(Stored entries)
------------
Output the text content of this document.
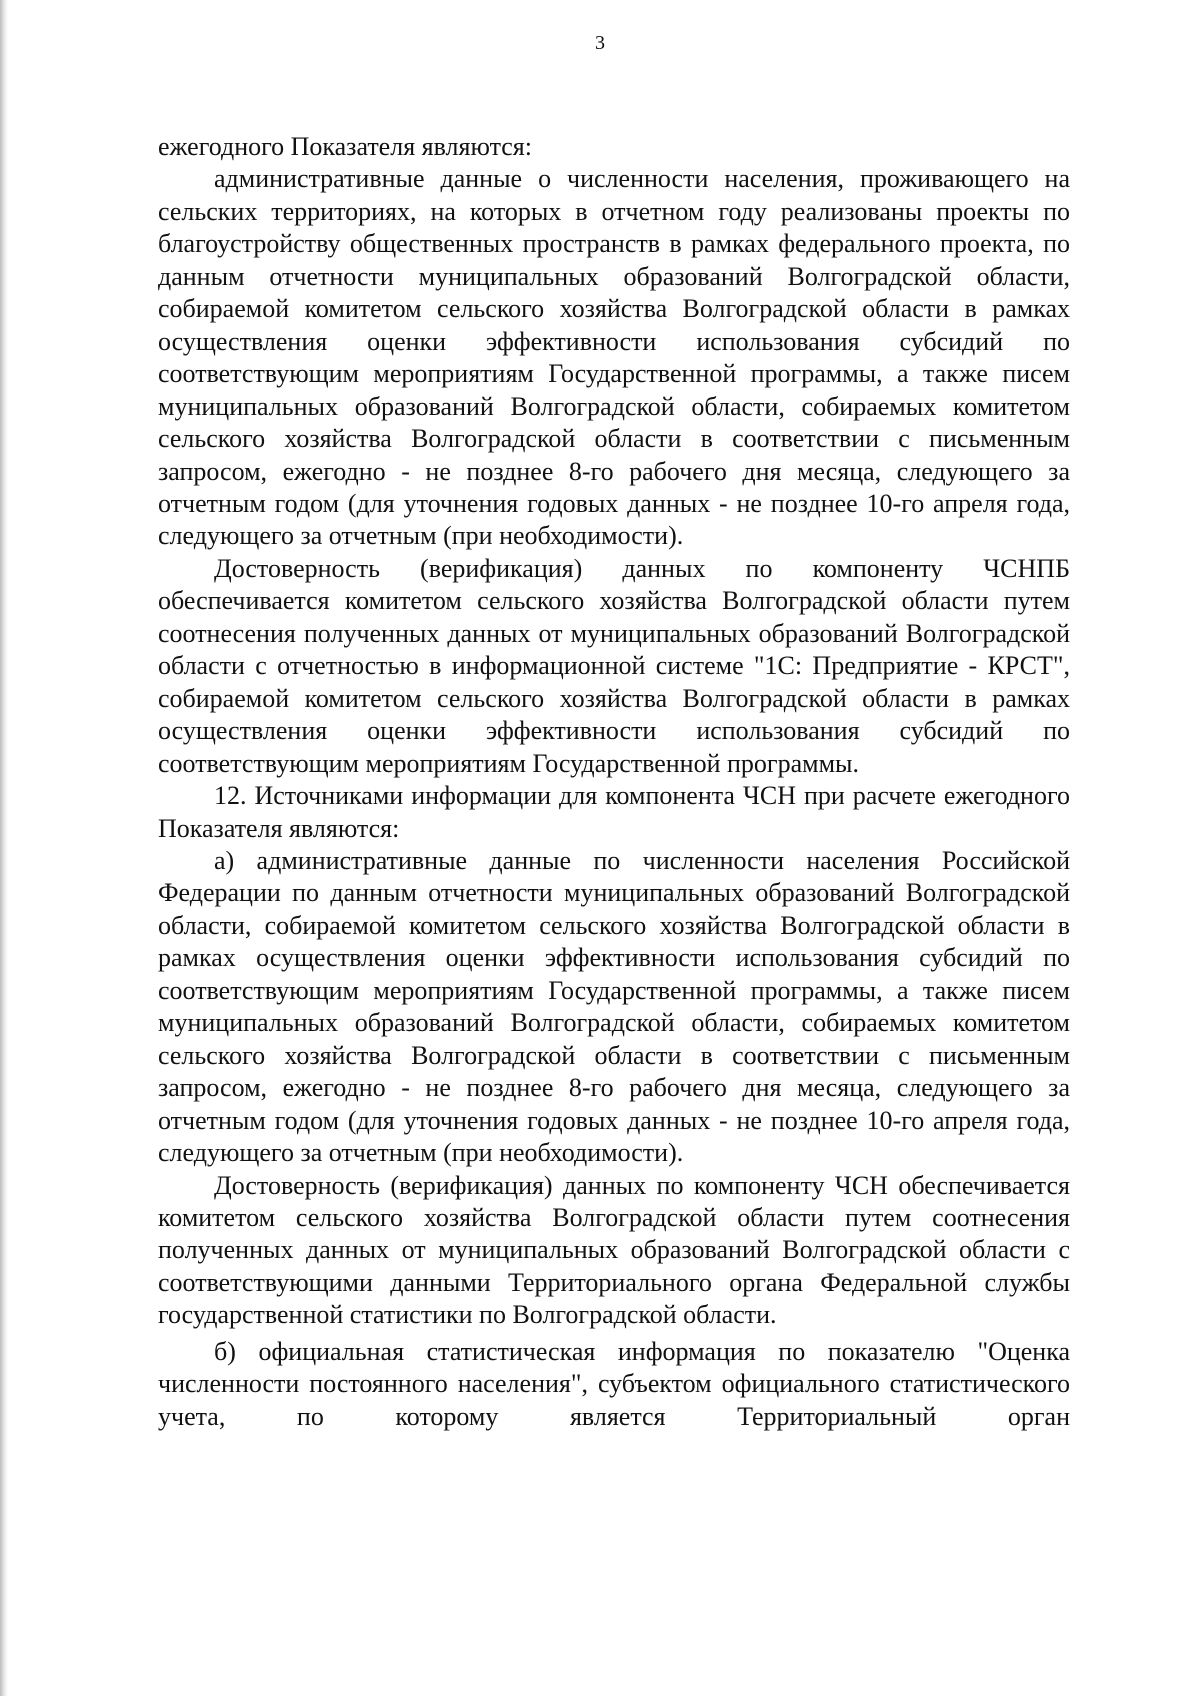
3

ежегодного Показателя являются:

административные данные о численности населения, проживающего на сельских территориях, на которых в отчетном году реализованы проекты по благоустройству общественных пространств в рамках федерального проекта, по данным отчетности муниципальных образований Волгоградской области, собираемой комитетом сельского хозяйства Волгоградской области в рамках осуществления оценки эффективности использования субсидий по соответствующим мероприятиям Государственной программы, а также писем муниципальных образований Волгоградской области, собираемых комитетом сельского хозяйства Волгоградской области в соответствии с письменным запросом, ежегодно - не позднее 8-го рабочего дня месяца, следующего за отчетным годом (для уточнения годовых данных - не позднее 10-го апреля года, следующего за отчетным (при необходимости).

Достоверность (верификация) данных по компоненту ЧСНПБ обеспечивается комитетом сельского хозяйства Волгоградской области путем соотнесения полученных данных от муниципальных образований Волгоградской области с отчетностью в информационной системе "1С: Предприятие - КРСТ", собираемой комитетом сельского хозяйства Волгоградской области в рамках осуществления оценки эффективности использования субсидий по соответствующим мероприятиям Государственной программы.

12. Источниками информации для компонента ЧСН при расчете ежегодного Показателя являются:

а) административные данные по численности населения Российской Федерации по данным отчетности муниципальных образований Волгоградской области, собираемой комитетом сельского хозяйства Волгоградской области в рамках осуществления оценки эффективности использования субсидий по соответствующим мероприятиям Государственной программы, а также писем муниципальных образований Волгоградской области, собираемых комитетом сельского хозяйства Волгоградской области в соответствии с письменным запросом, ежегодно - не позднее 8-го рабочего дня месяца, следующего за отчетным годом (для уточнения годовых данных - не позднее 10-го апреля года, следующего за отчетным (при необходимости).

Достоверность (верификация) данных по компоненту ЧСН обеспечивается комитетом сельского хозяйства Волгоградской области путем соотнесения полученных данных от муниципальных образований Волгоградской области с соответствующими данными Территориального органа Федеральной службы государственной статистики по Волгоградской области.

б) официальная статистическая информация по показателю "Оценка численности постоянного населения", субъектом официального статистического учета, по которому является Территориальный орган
------------
(What you are asked to do)
Repeat all of the data above word for word, minus the pictures.

(Result of the exercise)
Output the text content of this document.
3

ежегодного Показателя являются:

административные данные о численности населения, проживающего на сельских территориях, на которых в отчетном году реализованы проекты по благоустройству общественных пространств в рамках федерального проекта, по данным отчетности муниципальных образований Волгоградской области, собираемой комитетом сельского хозяйства Волгоградской области в рамках осуществления оценки эффективности использования субсидий по соответствующим мероприятиям Государственной программы, а также писем муниципальных образований Волгоградской области, собираемых комитетом сельского хозяйства Волгоградской области в соответствии с письменным запросом, ежегодно - не позднее 8-го рабочего дня месяца, следующего за отчетным годом (для уточнения годовых данных - не позднее 10-го апреля года, следующего за отчетным (при необходимости).

Достоверность (верификация) данных по компоненту ЧСНПБ обеспечивается комитетом сельского хозяйства Волгоградской области путем соотнесения полученных данных от муниципальных образований Волгоградской области с отчетностью в информационной системе "1С: Предприятие - КРСТ", собираемой комитетом сельского хозяйства Волгоградской области в рамках осуществления оценки эффективности использования субсидий по соответствующим мероприятиям Государственной программы.

12. Источниками информации для компонента ЧСН при расчете ежегодного Показателя являются:

а) административные данные по численности населения Российской Федерации по данным отчетности муниципальных образований Волгоградской области, собираемой комитетом сельского хозяйства Волгоградской области в рамках осуществления оценки эффективности использования субсидий по соответствующим мероприятиям Государственной программы, а также писем муниципальных образований Волгоградской области, собираемых комитетом сельского хозяйства Волгоградской области в соответствии с письменным запросом, ежегодно - не позднее 8-го рабочего дня месяца, следующего за отчетным годом (для уточнения годовых данных - не позднее 10-го апреля года, следующего за отчетным (при необходимости).

Достоверность (верификация) данных по компоненту ЧСН обеспечивается комитетом сельского хозяйства Волгоградской области путем соотнесения полученных данных от муниципальных образований Волгоградской области с соответствующими данными Территориального органа Федеральной службы государственной статистики по Волгоградской области.

б) официальная статистическая информация по показателю "Оценка численности постоянного населения", субъектом официального статистического учета, по которому является Территориальный орган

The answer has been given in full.